Reproduce the listing below verbatim, every line in its original order, without changing a single character.

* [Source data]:
◇ ◇ ◇ ◇ ◇ ◇ ◇
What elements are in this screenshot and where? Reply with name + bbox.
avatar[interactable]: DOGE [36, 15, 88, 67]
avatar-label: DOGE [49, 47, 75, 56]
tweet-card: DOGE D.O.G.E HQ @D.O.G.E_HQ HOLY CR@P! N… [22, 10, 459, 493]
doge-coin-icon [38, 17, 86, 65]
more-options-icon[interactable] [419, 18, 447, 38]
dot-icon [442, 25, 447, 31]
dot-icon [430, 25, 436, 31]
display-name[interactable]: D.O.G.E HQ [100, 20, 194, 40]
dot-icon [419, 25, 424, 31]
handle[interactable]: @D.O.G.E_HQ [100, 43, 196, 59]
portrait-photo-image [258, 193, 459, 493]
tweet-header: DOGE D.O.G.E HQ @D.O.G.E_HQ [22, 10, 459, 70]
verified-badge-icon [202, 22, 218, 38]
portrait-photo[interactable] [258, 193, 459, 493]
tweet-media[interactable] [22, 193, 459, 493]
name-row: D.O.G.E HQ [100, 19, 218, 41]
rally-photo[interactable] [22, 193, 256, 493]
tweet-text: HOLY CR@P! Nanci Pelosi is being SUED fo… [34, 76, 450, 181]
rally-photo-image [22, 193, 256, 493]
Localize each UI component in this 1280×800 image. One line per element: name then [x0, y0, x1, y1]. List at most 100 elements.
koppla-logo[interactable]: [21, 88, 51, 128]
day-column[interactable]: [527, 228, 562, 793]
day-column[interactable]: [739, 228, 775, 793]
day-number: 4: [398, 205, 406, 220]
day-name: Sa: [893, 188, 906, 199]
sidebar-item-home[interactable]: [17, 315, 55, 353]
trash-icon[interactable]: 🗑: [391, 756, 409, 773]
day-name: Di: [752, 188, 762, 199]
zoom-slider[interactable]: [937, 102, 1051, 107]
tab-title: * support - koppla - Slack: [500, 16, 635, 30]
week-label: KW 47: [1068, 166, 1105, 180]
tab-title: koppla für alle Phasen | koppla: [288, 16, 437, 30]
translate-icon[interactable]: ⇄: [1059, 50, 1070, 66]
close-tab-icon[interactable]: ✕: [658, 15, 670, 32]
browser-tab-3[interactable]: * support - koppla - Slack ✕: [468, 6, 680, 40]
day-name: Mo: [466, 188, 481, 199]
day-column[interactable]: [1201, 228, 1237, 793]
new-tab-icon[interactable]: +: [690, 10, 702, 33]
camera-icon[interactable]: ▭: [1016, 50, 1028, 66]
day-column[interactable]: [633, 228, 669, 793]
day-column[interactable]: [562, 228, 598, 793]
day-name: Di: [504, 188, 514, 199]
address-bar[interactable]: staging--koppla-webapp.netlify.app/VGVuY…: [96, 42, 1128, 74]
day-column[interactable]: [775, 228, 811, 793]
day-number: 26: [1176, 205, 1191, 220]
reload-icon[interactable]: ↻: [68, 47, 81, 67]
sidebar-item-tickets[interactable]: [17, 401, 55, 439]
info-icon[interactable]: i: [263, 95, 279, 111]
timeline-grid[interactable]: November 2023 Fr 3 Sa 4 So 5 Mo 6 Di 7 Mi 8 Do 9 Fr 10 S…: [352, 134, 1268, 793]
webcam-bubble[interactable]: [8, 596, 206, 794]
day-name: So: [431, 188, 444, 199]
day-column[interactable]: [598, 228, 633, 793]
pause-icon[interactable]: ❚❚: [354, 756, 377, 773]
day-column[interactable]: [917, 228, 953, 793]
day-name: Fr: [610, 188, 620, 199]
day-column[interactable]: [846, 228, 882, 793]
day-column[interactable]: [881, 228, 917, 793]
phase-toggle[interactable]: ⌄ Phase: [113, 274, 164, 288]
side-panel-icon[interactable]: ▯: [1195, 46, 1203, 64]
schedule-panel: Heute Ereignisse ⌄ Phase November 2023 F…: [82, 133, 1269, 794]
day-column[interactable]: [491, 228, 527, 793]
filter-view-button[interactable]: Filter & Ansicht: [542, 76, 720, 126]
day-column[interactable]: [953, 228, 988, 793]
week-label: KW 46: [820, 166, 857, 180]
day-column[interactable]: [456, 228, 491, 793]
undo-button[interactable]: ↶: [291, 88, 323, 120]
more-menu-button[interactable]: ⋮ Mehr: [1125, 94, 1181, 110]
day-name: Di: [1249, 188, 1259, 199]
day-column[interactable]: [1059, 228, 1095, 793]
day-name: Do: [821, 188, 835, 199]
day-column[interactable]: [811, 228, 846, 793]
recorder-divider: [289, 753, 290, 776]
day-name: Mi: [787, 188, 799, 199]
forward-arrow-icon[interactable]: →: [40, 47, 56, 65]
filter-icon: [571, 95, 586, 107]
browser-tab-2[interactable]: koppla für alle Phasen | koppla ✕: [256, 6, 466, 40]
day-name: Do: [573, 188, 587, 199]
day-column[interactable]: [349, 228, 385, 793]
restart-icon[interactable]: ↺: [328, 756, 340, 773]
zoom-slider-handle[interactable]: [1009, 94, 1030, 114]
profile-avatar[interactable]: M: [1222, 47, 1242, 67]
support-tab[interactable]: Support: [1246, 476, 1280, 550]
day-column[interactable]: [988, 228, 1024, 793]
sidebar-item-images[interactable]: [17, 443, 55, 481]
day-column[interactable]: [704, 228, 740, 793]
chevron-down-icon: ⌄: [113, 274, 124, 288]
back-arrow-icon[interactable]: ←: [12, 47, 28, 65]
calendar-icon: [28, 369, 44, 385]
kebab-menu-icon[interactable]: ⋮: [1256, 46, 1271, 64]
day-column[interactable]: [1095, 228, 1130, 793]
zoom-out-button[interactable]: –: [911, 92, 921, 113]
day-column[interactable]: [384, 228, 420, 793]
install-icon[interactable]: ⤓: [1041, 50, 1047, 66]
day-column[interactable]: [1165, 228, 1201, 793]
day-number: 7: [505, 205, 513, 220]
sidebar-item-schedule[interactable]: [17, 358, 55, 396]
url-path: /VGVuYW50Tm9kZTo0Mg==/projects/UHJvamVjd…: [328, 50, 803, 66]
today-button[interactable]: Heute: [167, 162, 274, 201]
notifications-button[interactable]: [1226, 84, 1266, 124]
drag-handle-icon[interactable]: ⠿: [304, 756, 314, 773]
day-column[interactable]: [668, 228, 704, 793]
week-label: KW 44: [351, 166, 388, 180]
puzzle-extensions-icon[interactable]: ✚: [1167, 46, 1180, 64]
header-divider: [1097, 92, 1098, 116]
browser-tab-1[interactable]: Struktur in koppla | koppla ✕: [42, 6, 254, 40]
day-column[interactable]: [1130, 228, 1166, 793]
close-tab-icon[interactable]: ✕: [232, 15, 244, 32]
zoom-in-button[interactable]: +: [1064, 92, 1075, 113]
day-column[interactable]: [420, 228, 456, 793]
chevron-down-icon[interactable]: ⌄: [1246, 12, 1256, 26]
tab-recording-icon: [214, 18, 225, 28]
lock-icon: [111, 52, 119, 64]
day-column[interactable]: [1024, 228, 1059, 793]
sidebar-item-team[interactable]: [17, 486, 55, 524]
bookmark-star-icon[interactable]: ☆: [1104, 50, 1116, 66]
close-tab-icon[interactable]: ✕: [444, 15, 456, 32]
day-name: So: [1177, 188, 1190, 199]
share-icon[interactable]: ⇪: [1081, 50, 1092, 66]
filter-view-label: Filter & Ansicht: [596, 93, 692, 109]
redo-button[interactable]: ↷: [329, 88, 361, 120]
◇ ◇ ◇ ◇ ◇ ◇ ◇
* [Task output]:
What elements are in this screenshot and where? Reply with name + bbox.
avatar[interactable]: DOGE [36, 15, 88, 67]
avatar-label: DOGE [49, 47, 75, 56]
tweet-card: DOGE D.O.G.E HQ @D.O.G.E_HQ HOLY CR@P! N… [22, 10, 459, 493]
doge-coin-icon [38, 17, 86, 65]
more-options-icon[interactable] [419, 18, 447, 38]
dot-icon [442, 25, 447, 31]
dot-icon [430, 25, 436, 31]
display-name[interactable]: D.O.G.E HQ [100, 20, 194, 40]
dot-icon [419, 25, 424, 31]
handle[interactable]: @D.O.G.E_HQ [100, 43, 196, 59]
portrait-photo-image [258, 193, 459, 493]
tweet-header: DOGE D.O.G.E HQ @D.O.G.E_HQ [22, 10, 459, 70]
verified-badge-icon [202, 22, 218, 38]
portrait-photo[interactable] [258, 193, 459, 493]
tweet-media[interactable] [22, 193, 459, 493]
name-row: D.O.G.E HQ [100, 19, 218, 41]
rally-photo[interactable] [22, 193, 256, 493]
tweet-text: HOLY CR@P! Nanci Pelosi is being SUED fo… [34, 76, 450, 181]
rally-photo-image [22, 193, 256, 493]
Localize each UI component in this 1280×800 image. One line per element: name then [x0, y0, x1, y1]. List at most 100 elements.
koppla-logo[interactable]: [21, 88, 51, 128]
day-column[interactable]: [527, 228, 562, 793]
day-column[interactable]: [739, 228, 775, 793]
day-number: 4: [398, 205, 406, 220]
day-name: Sa: [893, 188, 906, 199]
sidebar-item-home[interactable]: [17, 315, 55, 353]
trash-icon[interactable]: 🗑: [391, 756, 409, 773]
day-name: Di: [752, 188, 762, 199]
zoom-slider[interactable]: [937, 102, 1051, 107]
tab-title: * support - koppla - Slack: [500, 16, 635, 30]
week-label: KW 47: [1068, 166, 1105, 180]
tab-title: koppla für alle Phasen | koppla: [288, 16, 437, 30]
translate-icon[interactable]: ⇄: [1059, 50, 1070, 66]
close-tab-icon[interactable]: ✕: [658, 15, 670, 32]
browser-tab-3[interactable]: * support - koppla - Slack ✕: [468, 6, 680, 40]
day-name: Mo: [466, 188, 481, 199]
day-column[interactable]: [1201, 228, 1237, 793]
new-tab-icon[interactable]: +: [690, 10, 702, 33]
camera-icon[interactable]: ▭: [1016, 50, 1028, 66]
day-column[interactable]: [633, 228, 669, 793]
day-column[interactable]: [562, 228, 598, 793]
day-name: Di: [504, 188, 514, 199]
address-bar[interactable]: staging--koppla-webapp.netlify.app/VGVuY…: [96, 42, 1128, 74]
day-column[interactable]: [775, 228, 811, 793]
day-number: 26: [1176, 205, 1191, 220]
reload-icon[interactable]: ↻: [68, 47, 81, 67]
sidebar-item-tickets[interactable]: [17, 401, 55, 439]
info-icon[interactable]: i: [263, 95, 279, 111]
timeline-grid[interactable]: November 2023 Fr 3 Sa 4 So 5 Mo 6 Di 7 Mi 8 Do 9 Fr 10 S…: [352, 134, 1268, 793]
webcam-bubble[interactable]: [8, 596, 206, 794]
day-name: So: [431, 188, 444, 199]
day-column[interactable]: [598, 228, 633, 793]
pause-icon[interactable]: ❚❚: [354, 756, 377, 773]
day-column[interactable]: [917, 228, 953, 793]
day-name: Fr: [610, 188, 620, 199]
day-column[interactable]: [846, 228, 882, 793]
day-column[interactable]: [881, 228, 917, 793]
phase-toggle[interactable]: ⌄ Phase: [113, 274, 164, 288]
side-panel-icon[interactable]: ▯: [1195, 46, 1203, 64]
schedule-panel: Heute Ereignisse ⌄ Phase November 2023 F…: [82, 133, 1269, 794]
day-column[interactable]: [491, 228, 527, 793]
filter-view-button[interactable]: Filter & Ansicht: [542, 76, 720, 126]
day-column[interactable]: [953, 228, 988, 793]
week-label: KW 46: [820, 166, 857, 180]
day-column[interactable]: [456, 228, 491, 793]
undo-button[interactable]: ↶: [291, 88, 323, 120]
more-menu-button[interactable]: ⋮ Mehr: [1125, 94, 1181, 110]
day-name: Di: [1249, 188, 1259, 199]
day-column[interactable]: [1059, 228, 1095, 793]
day-name: Do: [821, 188, 835, 199]
day-column[interactable]: [811, 228, 846, 793]
recorder-divider: [289, 753, 290, 776]
day-name: Mi: [787, 188, 799, 199]
forward-arrow-icon[interactable]: →: [40, 47, 56, 65]
filter-icon: [571, 95, 586, 107]
browser-tab-2[interactable]: koppla für alle Phasen | koppla ✕: [256, 6, 466, 40]
day-name: Do: [573, 188, 587, 199]
day-column[interactable]: [349, 228, 385, 793]
restart-icon[interactable]: ↺: [328, 756, 340, 773]
zoom-slider-handle[interactable]: [1009, 94, 1030, 114]
profile-avatar[interactable]: M: [1222, 47, 1242, 67]
support-tab[interactable]: Support: [1246, 476, 1280, 550]
day-column[interactable]: [988, 228, 1024, 793]
sidebar-item-images[interactable]: [17, 443, 55, 481]
day-column[interactable]: [704, 228, 740, 793]
chevron-down-icon: ⌄: [113, 274, 124, 288]
back-arrow-icon[interactable]: ←: [12, 47, 28, 65]
calendar-icon: [28, 369, 44, 385]
kebab-menu-icon[interactable]: ⋮: [1256, 46, 1271, 64]
day-column[interactable]: [1095, 228, 1130, 793]
zoom-out-button[interactable]: –: [911, 92, 921, 113]
day-column[interactable]: [384, 228, 420, 793]
install-icon[interactable]: ⤓: [1041, 50, 1047, 66]
day-column[interactable]: [1165, 228, 1201, 793]
day-number: 7: [505, 205, 513, 220]
sidebar-item-schedule[interactable]: [17, 358, 55, 396]
url-path: /VGVuYW50Tm9kZTo0Mg==/projects/UHJvamVjd…: [328, 50, 803, 66]
today-button[interactable]: Heute: [167, 162, 274, 201]
notifications-button[interactable]: [1226, 84, 1266, 124]
drag-handle-icon[interactable]: ⠿: [304, 756, 314, 773]
day-column[interactable]: [668, 228, 704, 793]
week-label: KW 44: [351, 166, 388, 180]
puzzle-extensions-icon[interactable]: ✚: [1167, 46, 1180, 64]
header-divider: [1097, 92, 1098, 116]
browser-tab-1[interactable]: Struktur in koppla | koppla ✕: [42, 6, 254, 40]
day-column[interactable]: [1130, 228, 1166, 793]
close-tab-icon[interactable]: ✕: [232, 15, 244, 32]
zoom-in-button[interactable]: +: [1064, 92, 1075, 113]
day-column[interactable]: [420, 228, 456, 793]
chevron-down-icon[interactable]: ⌄: [1246, 12, 1256, 26]
tab-recording-icon: [214, 18, 225, 28]
lock-icon: [111, 52, 119, 64]
day-column[interactable]: [1024, 228, 1059, 793]
sidebar-item-team[interactable]: [17, 486, 55, 524]
bookmark-star-icon[interactable]: ☆: [1104, 50, 1116, 66]
close-tab-icon[interactable]: ✕: [444, 15, 456, 32]
day-name: So: [1177, 188, 1190, 199]
share-icon[interactable]: ⇪: [1081, 50, 1092, 66]
filter-view-label: Filter & Ansicht: [596, 93, 692, 109]
redo-button[interactable]: ↷: [329, 88, 361, 120]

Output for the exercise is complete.